* [简答题 1]: 下文是一段实现二叉树基本操作的代码。说明其中的 createTree 方法最后为什么返回 A。用一到三句话作答。

* [所给文本]:
+-------+
模拟实现二叉树的基本操作

import java.util.*;
class BinaryTree {
    static class TreeNode {
        public char val;
        public TreeNode left;//左孩子的引用
        public TreeNode right;//右孩子的引用
        public TreeNode(char val) {
            this.val = val;
        }
    }

    //创建一棵二叉树,返回这棵树的根节点
    public TreeNode createTree() {
        TreeNode A = new TreeNode('A');
        TreeNode B = new TreeNode('B');
        TreeNode C = new TreeNode('C');
        TreeNode D = new TreeNode('D');
        TreeNode E = new TreeNode('E');
        TreeNode F = new TreeNode('F');
        TreeNode G = new TreeNode('G');
        TreeNode H = new TreeNode('H');
        A.left = B;
        A.right = C;
        B.left = D;
        B.right = E;
        C.left = F;
        C.right = G;
        E.right = H;
        return A;
    }

    //前序遍历1
    public void preOrder(TreeNode root) {
        if (root == null) {
            return;
        }
        System.out.print(root.val + " ");
        preOrder(root.left);
        preOrder(root.right);
    }
    //前序遍历2
    public List<Character> preorderTraversal(TreeNode root) {//如果<>里是TreeNode,则下面是list.add(root)
+-------+
[区域与标签列表]
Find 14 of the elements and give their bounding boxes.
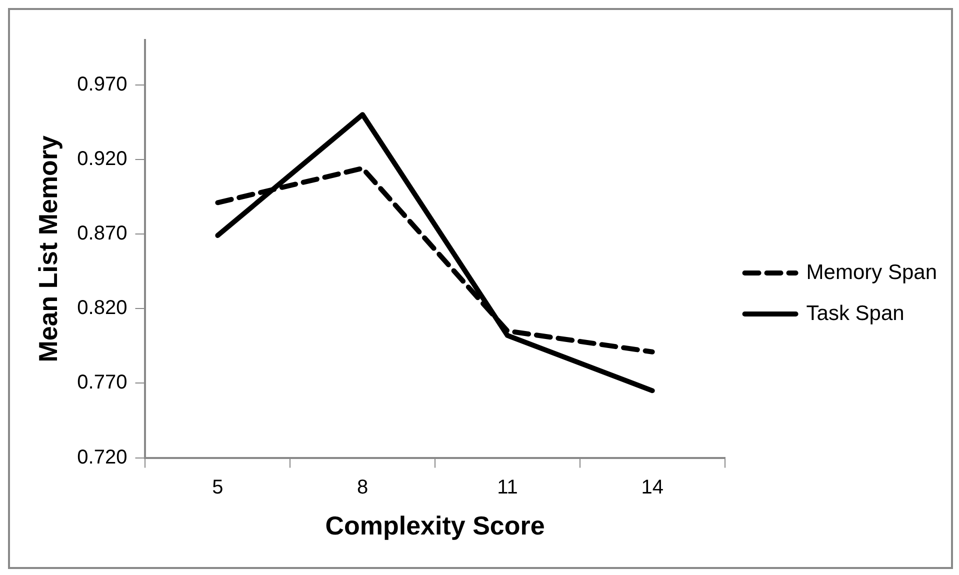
x-tick-label: 14 (641, 476, 664, 498)
y-tick-label: 0.720 (77, 446, 128, 468)
legend-label: Memory Span (806, 260, 937, 284)
y-tick-label: 0.870 (77, 222, 128, 244)
y-tick-label: 0.820 (77, 297, 128, 320)
x-tick-label: 5 (212, 476, 224, 498)
legend-label: Task Span (806, 302, 904, 325)
y-tick-label: 0.770 (77, 372, 128, 394)
x-tick-label: 11 (497, 476, 518, 498)
x-axis-title: Complexity Score (325, 510, 545, 541)
y-tick-label: 0.920 (77, 148, 128, 170)
y-axis-title: Mean List Memory (32, 134, 63, 362)
x-tick-label: 8 (357, 476, 368, 498)
y-tick-label: 0.970 (77, 73, 128, 96)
+-------+
* [简答题 2]: 从上面的区域与标签列表中摘出所有含有字符串“Memory”的行,区分大小写。

* [参考答案 1]: 按照代码注释,createTree 方法的作用是创建一棵二叉树,并返回这棵树的根节点。A 是这棵树的根节点,B 和 C 分别是它的左孩子和右孩子,所以方法返回 A。

* [参考答案 2]:
legend-label: Memory Span (806, 260, 937, 284)
y-axis-title: Mean List Memory (32, 134, 63, 362)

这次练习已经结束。